[Figure dataset records]
'''

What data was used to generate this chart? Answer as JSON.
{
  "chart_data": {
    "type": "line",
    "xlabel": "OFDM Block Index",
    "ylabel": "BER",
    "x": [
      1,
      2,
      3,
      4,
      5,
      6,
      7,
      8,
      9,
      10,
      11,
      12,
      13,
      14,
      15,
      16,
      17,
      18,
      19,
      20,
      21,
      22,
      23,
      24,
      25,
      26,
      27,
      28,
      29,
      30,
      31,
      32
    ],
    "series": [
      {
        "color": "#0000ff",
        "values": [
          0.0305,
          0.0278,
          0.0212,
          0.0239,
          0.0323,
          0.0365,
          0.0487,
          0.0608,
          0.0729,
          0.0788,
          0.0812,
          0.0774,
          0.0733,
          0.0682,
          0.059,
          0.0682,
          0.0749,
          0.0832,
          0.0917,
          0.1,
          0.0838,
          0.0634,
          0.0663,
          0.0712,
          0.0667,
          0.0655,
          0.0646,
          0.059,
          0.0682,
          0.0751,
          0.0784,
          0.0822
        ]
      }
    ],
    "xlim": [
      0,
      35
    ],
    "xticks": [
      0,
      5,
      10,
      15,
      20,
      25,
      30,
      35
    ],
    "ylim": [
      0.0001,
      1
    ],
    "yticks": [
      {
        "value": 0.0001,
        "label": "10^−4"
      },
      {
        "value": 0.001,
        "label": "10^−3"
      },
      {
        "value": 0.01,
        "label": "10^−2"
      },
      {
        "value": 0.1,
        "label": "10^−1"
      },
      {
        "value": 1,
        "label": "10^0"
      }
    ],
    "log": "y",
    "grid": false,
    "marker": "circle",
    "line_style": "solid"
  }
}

'''
'''

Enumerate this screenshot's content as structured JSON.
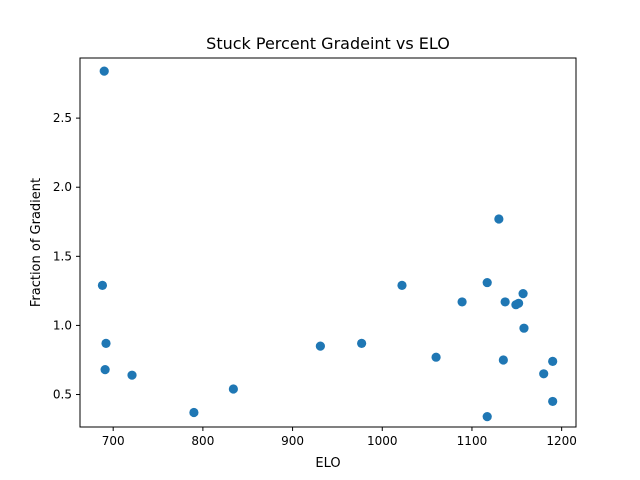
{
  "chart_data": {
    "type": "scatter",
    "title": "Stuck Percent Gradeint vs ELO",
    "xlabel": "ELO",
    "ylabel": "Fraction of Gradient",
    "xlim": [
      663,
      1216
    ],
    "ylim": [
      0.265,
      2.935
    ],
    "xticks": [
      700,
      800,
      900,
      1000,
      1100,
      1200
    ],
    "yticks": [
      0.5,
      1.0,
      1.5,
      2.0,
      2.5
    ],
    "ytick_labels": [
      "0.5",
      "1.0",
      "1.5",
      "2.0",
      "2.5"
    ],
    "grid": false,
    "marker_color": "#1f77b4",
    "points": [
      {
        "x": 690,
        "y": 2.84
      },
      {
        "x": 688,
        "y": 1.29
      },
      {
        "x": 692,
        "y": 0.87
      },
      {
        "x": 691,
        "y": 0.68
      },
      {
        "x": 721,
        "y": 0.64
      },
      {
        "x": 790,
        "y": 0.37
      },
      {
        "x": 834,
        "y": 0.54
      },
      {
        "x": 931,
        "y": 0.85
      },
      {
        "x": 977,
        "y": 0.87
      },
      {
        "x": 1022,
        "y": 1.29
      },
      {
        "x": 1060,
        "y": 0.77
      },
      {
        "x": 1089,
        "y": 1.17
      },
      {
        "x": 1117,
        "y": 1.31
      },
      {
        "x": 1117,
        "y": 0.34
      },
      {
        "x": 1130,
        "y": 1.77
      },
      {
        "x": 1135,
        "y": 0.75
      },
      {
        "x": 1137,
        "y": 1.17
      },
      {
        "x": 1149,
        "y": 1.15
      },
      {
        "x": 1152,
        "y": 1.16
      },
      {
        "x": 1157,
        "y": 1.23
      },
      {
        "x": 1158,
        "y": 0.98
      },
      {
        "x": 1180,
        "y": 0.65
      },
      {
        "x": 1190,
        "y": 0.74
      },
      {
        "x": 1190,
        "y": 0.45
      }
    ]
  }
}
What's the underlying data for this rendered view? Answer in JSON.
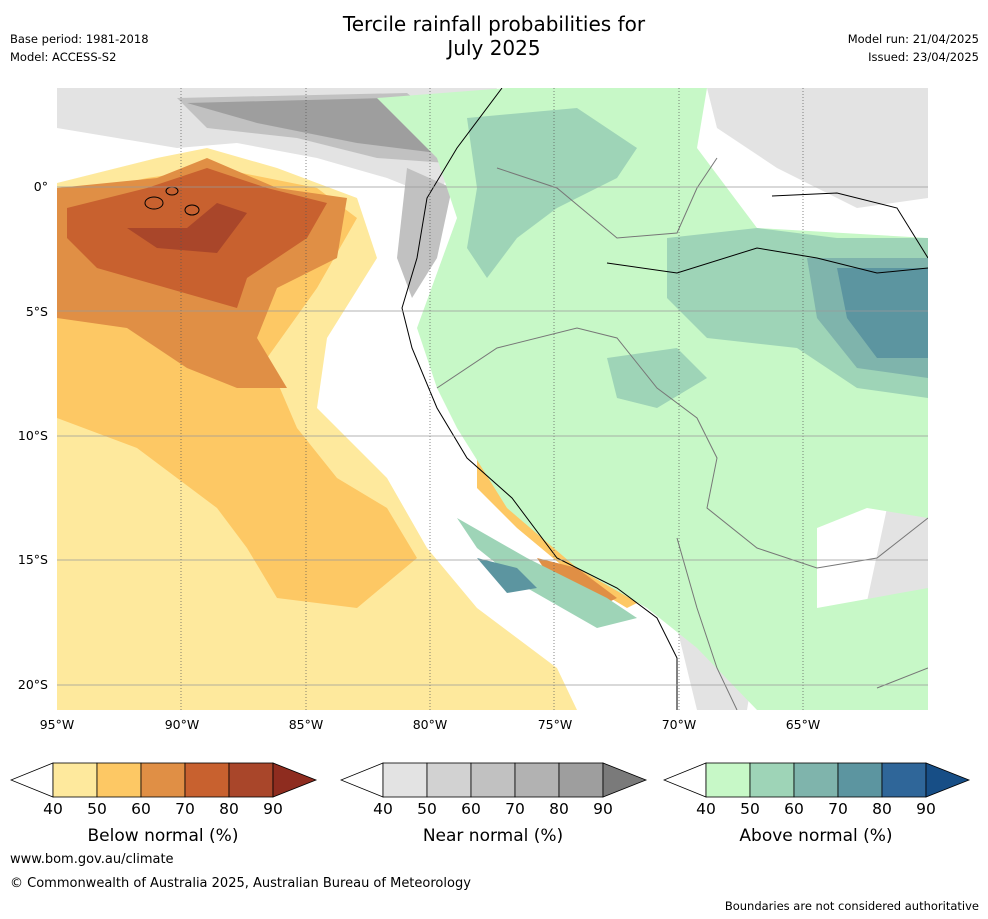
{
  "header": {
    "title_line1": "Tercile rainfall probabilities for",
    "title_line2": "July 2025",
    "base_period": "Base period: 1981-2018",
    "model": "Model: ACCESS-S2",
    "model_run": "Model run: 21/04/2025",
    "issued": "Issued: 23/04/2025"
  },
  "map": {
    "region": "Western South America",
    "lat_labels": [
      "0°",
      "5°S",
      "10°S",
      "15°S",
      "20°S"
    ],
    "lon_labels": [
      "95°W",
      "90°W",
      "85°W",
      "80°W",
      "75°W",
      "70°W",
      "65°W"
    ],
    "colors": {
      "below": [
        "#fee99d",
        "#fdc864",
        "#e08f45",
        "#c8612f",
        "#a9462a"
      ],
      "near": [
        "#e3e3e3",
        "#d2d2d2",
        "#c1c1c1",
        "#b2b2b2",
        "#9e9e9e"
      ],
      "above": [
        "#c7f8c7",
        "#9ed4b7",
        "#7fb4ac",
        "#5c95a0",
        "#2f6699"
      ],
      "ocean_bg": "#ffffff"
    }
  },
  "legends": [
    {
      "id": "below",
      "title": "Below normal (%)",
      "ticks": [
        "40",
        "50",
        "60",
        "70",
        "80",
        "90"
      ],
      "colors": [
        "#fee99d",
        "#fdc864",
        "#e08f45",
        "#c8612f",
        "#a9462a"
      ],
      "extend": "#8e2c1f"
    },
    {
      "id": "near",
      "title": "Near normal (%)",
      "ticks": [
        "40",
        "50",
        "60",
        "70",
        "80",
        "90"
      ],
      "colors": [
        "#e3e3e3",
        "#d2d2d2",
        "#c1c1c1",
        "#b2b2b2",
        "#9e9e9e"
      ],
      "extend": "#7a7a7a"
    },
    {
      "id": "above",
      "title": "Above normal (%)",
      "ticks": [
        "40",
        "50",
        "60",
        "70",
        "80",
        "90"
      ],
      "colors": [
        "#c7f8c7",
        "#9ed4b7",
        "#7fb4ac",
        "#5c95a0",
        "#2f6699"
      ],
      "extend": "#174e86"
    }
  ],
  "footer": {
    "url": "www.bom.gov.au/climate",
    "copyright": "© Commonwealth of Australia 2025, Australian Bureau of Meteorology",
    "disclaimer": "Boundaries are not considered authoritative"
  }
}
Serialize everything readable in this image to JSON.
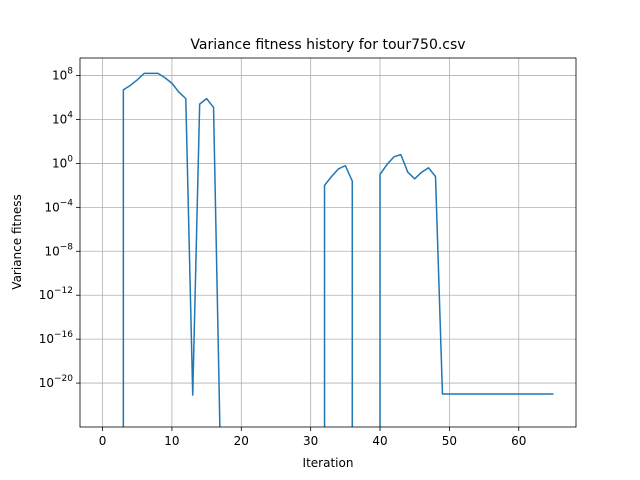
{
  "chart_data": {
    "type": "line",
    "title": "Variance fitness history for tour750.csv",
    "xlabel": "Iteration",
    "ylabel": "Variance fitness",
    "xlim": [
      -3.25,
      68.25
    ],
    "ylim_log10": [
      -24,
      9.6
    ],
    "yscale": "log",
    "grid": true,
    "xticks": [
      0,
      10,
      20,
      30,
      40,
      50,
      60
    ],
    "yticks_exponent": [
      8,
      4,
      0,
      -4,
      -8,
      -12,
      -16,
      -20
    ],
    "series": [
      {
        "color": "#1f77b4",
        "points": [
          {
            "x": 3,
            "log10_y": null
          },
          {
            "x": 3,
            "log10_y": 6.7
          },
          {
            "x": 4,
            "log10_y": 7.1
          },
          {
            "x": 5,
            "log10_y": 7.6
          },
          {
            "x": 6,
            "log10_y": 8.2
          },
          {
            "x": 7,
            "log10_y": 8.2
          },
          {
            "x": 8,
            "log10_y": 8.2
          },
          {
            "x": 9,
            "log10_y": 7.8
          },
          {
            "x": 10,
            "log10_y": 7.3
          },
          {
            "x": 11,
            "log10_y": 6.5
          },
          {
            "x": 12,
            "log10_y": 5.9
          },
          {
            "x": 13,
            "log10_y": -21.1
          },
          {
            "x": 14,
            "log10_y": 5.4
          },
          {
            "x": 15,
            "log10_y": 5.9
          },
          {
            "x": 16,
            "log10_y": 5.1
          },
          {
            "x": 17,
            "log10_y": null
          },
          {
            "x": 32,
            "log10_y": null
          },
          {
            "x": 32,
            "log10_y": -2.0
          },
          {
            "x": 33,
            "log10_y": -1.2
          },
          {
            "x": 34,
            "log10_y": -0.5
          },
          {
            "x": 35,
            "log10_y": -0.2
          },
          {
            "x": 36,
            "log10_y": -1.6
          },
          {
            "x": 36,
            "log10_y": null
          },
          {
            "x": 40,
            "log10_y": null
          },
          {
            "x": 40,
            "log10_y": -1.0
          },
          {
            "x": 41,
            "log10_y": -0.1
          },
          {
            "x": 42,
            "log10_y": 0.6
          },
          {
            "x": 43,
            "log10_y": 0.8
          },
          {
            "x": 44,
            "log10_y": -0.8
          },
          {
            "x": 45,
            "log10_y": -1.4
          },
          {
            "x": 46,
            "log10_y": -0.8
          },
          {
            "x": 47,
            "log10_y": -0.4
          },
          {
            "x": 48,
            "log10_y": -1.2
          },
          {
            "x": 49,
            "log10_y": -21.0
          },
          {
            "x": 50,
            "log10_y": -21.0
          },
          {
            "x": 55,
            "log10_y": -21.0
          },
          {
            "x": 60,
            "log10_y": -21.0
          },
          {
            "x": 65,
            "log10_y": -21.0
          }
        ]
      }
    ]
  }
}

'''

Filter the listing above for the string "extend" and copy every matching line.

      "extend": "#8e2c1f"
      "extend": "#7a7a7a"
      "extend": "#174e86"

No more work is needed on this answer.